• [Saved entries]
□ □ □ □

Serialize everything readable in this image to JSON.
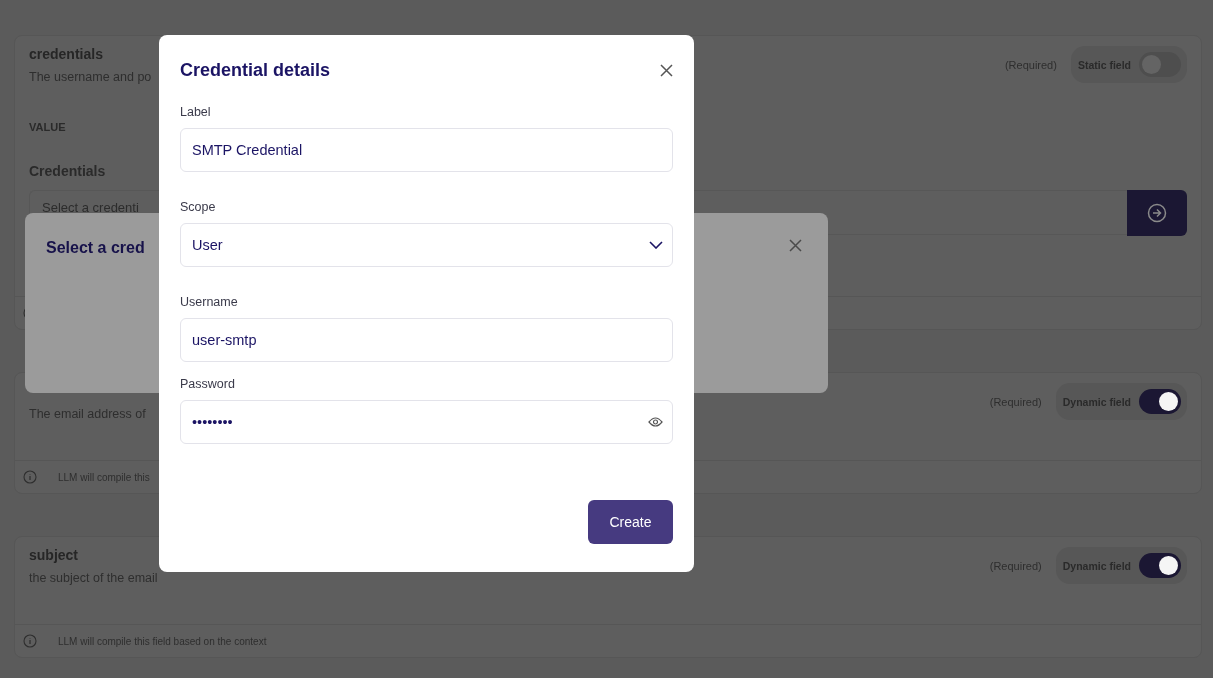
{
  "cards": [
    {
      "title": "credentials",
      "description": "The username and po",
      "required": "(Required)",
      "toggle": {
        "label": "Static field",
        "on": false
      },
      "value": {
        "heading": "VALUE",
        "field_label": "Credentials",
        "placeholder": "Select a credenti"
      }
    },
    {
      "description": "The email address of",
      "required": "(Required)",
      "toggle": {
        "label": "Dynamic field",
        "on": true
      },
      "footer": {
        "note": "LLM will compile this"
      }
    },
    {
      "title": "subject",
      "description": "the subject of the email",
      "required": "(Required)",
      "toggle": {
        "label": "Dynamic field",
        "on": true
      },
      "footer": {
        "note": "LLM will compile this field based on the context"
      }
    }
  ],
  "back_dialog": {
    "title": "Select a cred"
  },
  "dialog": {
    "title": "Credential details",
    "fields": [
      {
        "kind": "text",
        "label": "Label",
        "value": "SMTP Credential"
      },
      {
        "kind": "select",
        "label": "Scope",
        "value": "User"
      },
      {
        "kind": "text",
        "label": "Username",
        "value": "user-smtp"
      },
      {
        "kind": "password",
        "label": "Password",
        "value": "••••••••"
      }
    ],
    "submit": "Create"
  }
}
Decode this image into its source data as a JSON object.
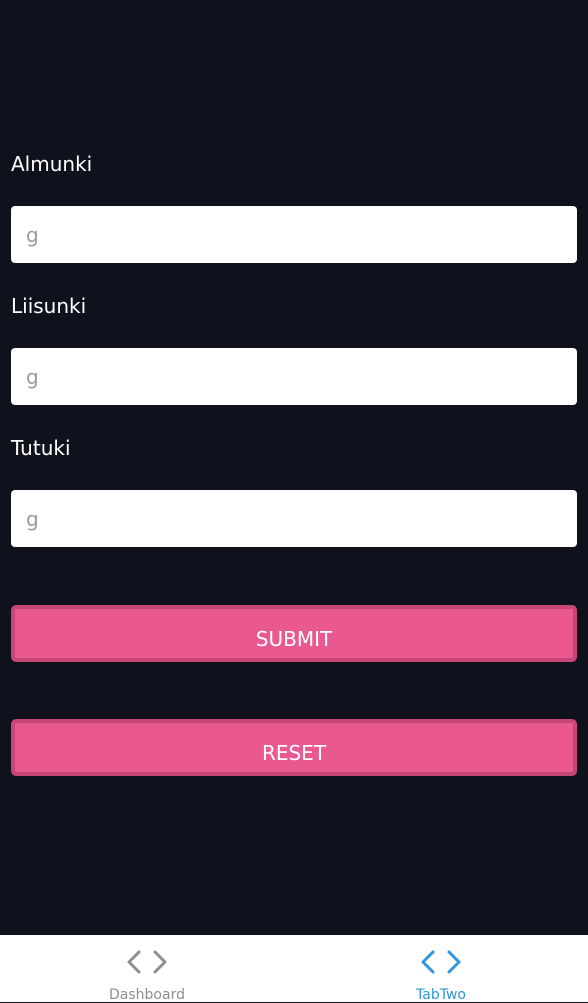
{
  "form": {
    "fields": [
      {
        "label": "Almunki",
        "placeholder": "g",
        "value": ""
      },
      {
        "label": "Liisunki",
        "placeholder": "g",
        "value": ""
      },
      {
        "label": "Tutuki",
        "placeholder": "g",
        "value": ""
      }
    ],
    "submit_label": "SUBMIT",
    "reset_label": "RESET"
  },
  "tabbar": {
    "tabs": [
      {
        "label": "Dashboard",
        "icon": "code-icon",
        "active": false
      },
      {
        "label": "TabTwo",
        "icon": "code-icon",
        "active": true
      }
    ]
  },
  "colors": {
    "background": "#0f121c",
    "button": "#ea5890",
    "button_border": "#c64775",
    "tab_active": "#2f95dc",
    "tab_inactive": "#8e8e8f"
  }
}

□ □ □ □

• [Work instructions] From the entries above, output every line exactly and omit any image.

• [Response below]
Serialize everything readable in this image to JSON.
{
  "cards": [
    {
      "title": "credentials",
      "description": "The username and po",
      "required": "(Required)",
      "toggle": {
        "label": "Static field",
        "on": false
      },
      "value": {
        "heading": "VALUE",
        "field_label": "Credentials",
        "placeholder": "Select a credenti"
      }
    },
    {
      "description": "The email address of",
      "required": "(Required)",
      "toggle": {
        "label": "Dynamic field",
        "on": true
      },
      "footer": {
        "note": "LLM will compile this"
      }
    },
    {
      "title": "subject",
      "description": "the subject of the email",
      "required": "(Required)",
      "toggle": {
        "label": "Dynamic field",
        "on": true
      },
      "footer": {
        "note": "LLM will compile this field based on the context"
      }
    }
  ],
  "back_dialog": {
    "title": "Select a cred"
  },
  "dialog": {
    "title": "Credential details",
    "fields": [
      {
        "kind": "text",
        "label": "Label",
        "value": "SMTP Credential"
      },
      {
        "kind": "select",
        "label": "Scope",
        "value": "User"
      },
      {
        "kind": "text",
        "label": "Username",
        "value": "user-smtp"
      },
      {
        "kind": "password",
        "label": "Password",
        "value": "••••••••"
      }
    ],
    "submit": "Create"
  }
}
Decode this image into its source data as a JSON object.
{
  "form": {
    "fields": [
      {
        "label": "Almunki",
        "placeholder": "g",
        "value": ""
      },
      {
        "label": "Liisunki",
        "placeholder": "g",
        "value": ""
      },
      {
        "label": "Tutuki",
        "placeholder": "g",
        "value": ""
      }
    ],
    "submit_label": "SUBMIT",
    "reset_label": "RESET"
  },
  "tabbar": {
    "tabs": [
      {
        "label": "Dashboard",
        "icon": "code-icon",
        "active": false
      },
      {
        "label": "TabTwo",
        "icon": "code-icon",
        "active": true
      }
    ]
  },
  "colors": {
    "background": "#0f121c",
    "button": "#ea5890",
    "button_border": "#c64775",
    "tab_active": "#2f95dc",
    "tab_inactive": "#8e8e8f"
  }
}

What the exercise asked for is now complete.